# Task details
Go through the listing and pick out each line with the word "number" in it.
---------- Source records
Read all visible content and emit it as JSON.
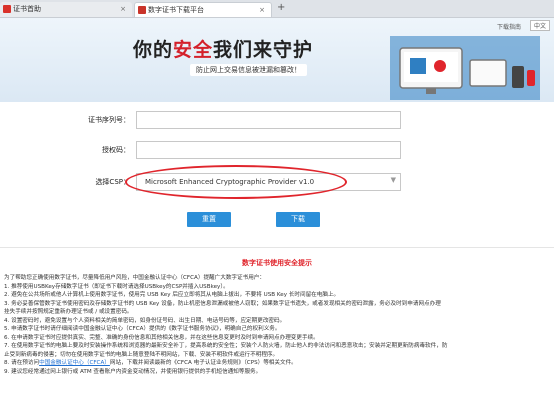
{
  "tabs": [
    {
      "title": "证书首助",
      "close": "×"
    },
    {
      "title": "数字证书下载平台",
      "close": "×"
    }
  ],
  "new_tab": "+",
  "banner": {
    "title_before": "你的",
    "title_accent": "安全",
    "title_after": "我们来守护",
    "subtitle": "防止网上交易信息被泄漏和篡改！",
    "help": "下载指南",
    "lang": "中文"
  },
  "form": {
    "serial_label": "证书序列号：",
    "serial_value": "",
    "auth_label": "授权码：",
    "auth_value": "",
    "csp_label": "选择CSP：",
    "csp_value": "Microsoft Enhanced Cryptographic Provider v1.0"
  },
  "buttons": {
    "reset": "重置",
    "download": "下载"
  },
  "notice": {
    "title": "数字证书使用安全提示",
    "lines": [
      "为了帮助您正确使用数字证书，尽量降低用户风险，中国金融认证中心（CFCA）提醒广大数字证书用户：",
      "1. 推荐使用USBKey存储数字证书（即证书下载时请选择USBkey的CSP并插入USBkey）。",
      "2. 避免在公共场所或他人计算机上使用数字证书，使用完 USB Key 后应立即将其从电脑上拔出，不要将 USB Key 长时间留在电脑上。",
      "3. 务必妥善保管数字证书使用密码及存储数字证书的 USB Key 设备，防止机密信息泄漏或被他人窃取；如果数字证书遗失，或者发现相关的密码泄露，务必及时到申请网点办理",
      "挂失手续并按照规定重新办理证书或 / 或设置密码。",
      "4. 设置密码时，避免设置与个人资料相关的简单密码，如身份证号码、出生日期、电话号码等，应定期更改密码。",
      "5. 申请数字证书时请仔细阅读中国金融认证中心（CFCA）提供的《数字证书服务协议》，明确自己的权利义务。",
      "6. 在申请数字证书时应提供真实、完整、准确的身份信息和其他相关信息，并在这些信息变更时及时到申请网点办理变更手续。",
      "7. 在使用数字证书的电脑上要及时安装操作系统和浏览器的最新安全补丁，提高系统的安全性；安装个人防火墙，防止他人的非法访问和恶意攻击；安装并定期更新防病毒软件，防",
      "止受到新病毒的侵害；切勿在使用数字证书的电脑上随意登陆不明网站，下载、安装不明软件或运行不明程序。"
    ],
    "line8_before": "8. 请在预访问",
    "line8_link": "中国金融认证中心（CFCA）",
    "line8_after": "网站，下载并阅读最新的《CFCA 电子认证业务规则》（CPS）等相关文件。",
    "line9": "9. 建议您经常通过网上银行或 ATM 查看账户内资金变动情况，并使用银行提供的手机短信通知等服务。"
  }
}
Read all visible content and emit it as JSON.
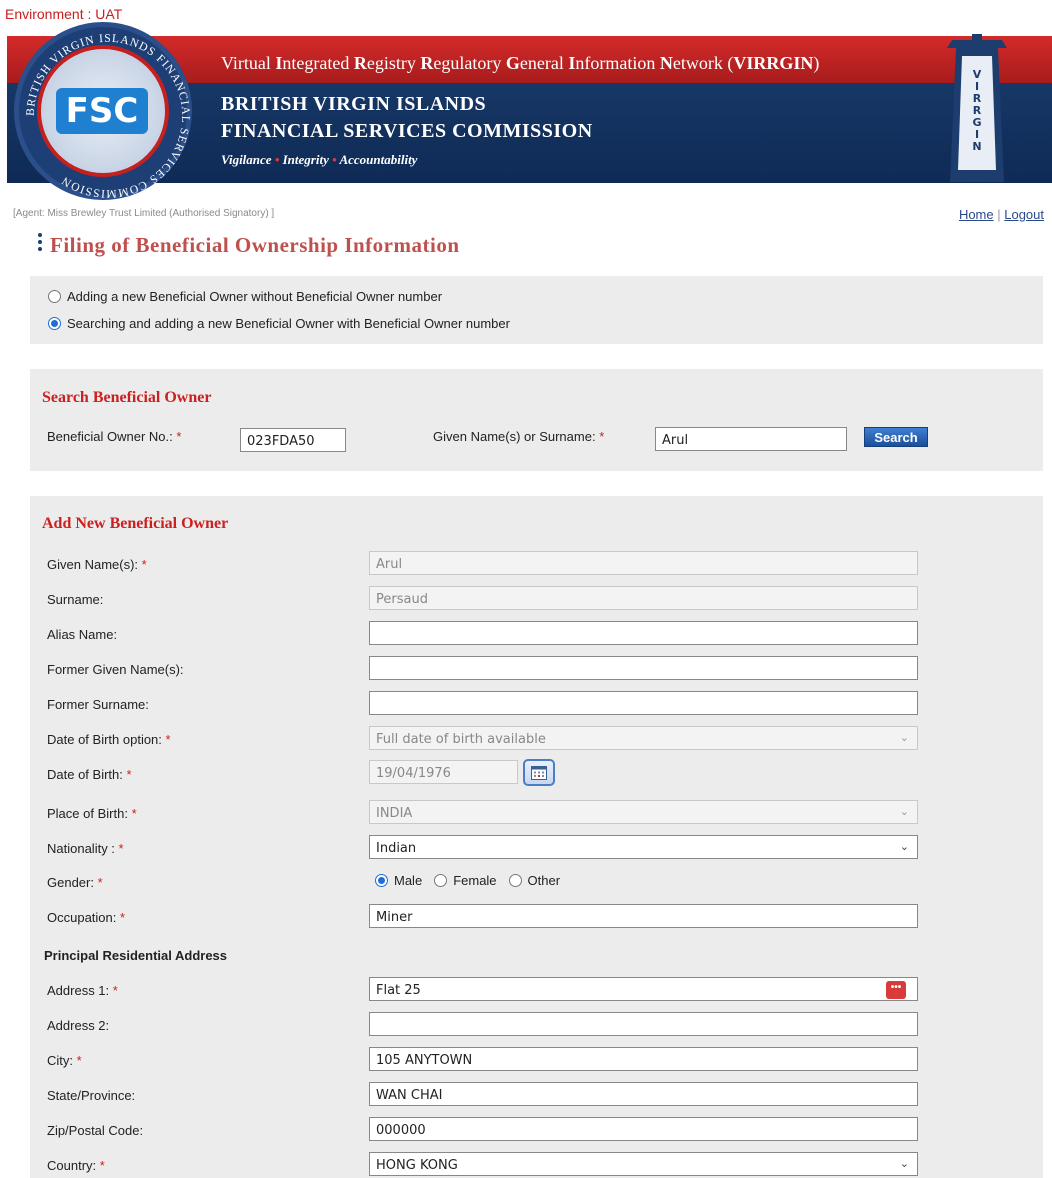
{
  "env": "Environment : UAT",
  "header": {
    "tagline_parts": [
      "Virtual ",
      "I",
      "ntegrated ",
      "R",
      "egistry ",
      "R",
      "egulatory ",
      "G",
      "eneral ",
      "I",
      "nformation ",
      "N",
      "etwork (",
      "VIRRGIN",
      ")"
    ],
    "org_line1": "BRITISH VIRGIN ISLANDS",
    "org_line2": "FINANCIAL SERVICES COMMISSION",
    "motto_1": "Vigilance",
    "motto_2": "Integrity",
    "motto_3": "Accountability",
    "logo_text": "FSC",
    "seal_text": "BRITISH VIRGIN ISLANDS FINANCIAL SERVICES COMMISSION",
    "lighthouse_text": "VIRRGIN"
  },
  "agent": "[Agent: Miss Brewley Trust Limited (Authorised Signatory) ]",
  "nav": {
    "home": "Home",
    "sep": " | ",
    "logout": "Logout"
  },
  "page_title": "Filing of Beneficial Ownership Information",
  "mode_options": [
    {
      "label": "Adding a new Beneficial Owner without Beneficial Owner number",
      "selected": false
    },
    {
      "label": "Searching and adding a new Beneficial Owner with Beneficial Owner number",
      "selected": true
    }
  ],
  "search": {
    "title": "Search Beneficial Owner",
    "bo_no_label": "Beneficial Owner No.:",
    "bo_no_value": "023FDA50",
    "name_label": "Given Name(s) or Surname:",
    "name_value": "Arul",
    "button": "Search"
  },
  "form": {
    "title": "Add New Beneficial Owner",
    "given_names": {
      "label": "Given Name(s):",
      "value": "Arul"
    },
    "surname": {
      "label": "Surname:",
      "value": "Persaud"
    },
    "alias": {
      "label": "Alias Name:",
      "value": ""
    },
    "former_given": {
      "label": "Former Given Name(s):",
      "value": ""
    },
    "former_surname": {
      "label": "Former Surname:",
      "value": ""
    },
    "dob_option": {
      "label": "Date of Birth option:",
      "value": "Full date of birth available"
    },
    "dob": {
      "label": "Date of Birth:",
      "value": "19/04/1976"
    },
    "pob": {
      "label": "Place of Birth:",
      "value": "INDIA"
    },
    "nationality": {
      "label": "Nationality :",
      "value": "Indian"
    },
    "gender": {
      "label": "Gender:",
      "options": [
        "Male",
        "Female",
        "Other"
      ],
      "selected": "Male"
    },
    "occupation": {
      "label": "Occupation:",
      "value": "Miner"
    },
    "address_heading": "Principal Residential Address",
    "address1": {
      "label": "Address 1:",
      "value": "Flat 25"
    },
    "address2": {
      "label": "Address 2:",
      "value": ""
    },
    "city": {
      "label": "City:",
      "value": "105 ANYTOWN"
    },
    "state": {
      "label": "State/Province:",
      "value": "WAN CHAI"
    },
    "zip": {
      "label": "Zip/Postal Code:",
      "value": "000000"
    },
    "country": {
      "label": "Country:",
      "value": "HONG KONG"
    }
  },
  "required_marker": "*",
  "colors": {
    "brand_blue": "#1a3d6e",
    "brand_red": "#c81e1e",
    "title_red": "#c0504d",
    "link": "#2b4a8a",
    "panel": "#ececec"
  },
  "icons": {
    "calendar": "calendar-icon",
    "more": "more-icon",
    "chevron": "chevron-down-icon"
  }
}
--------------------
# The answer
      "label": "Adding a new Beneficial Owner without Beneficial Owner number",
      "label": "Searching and adding a new Beneficial Owner with Beneficial Owner number",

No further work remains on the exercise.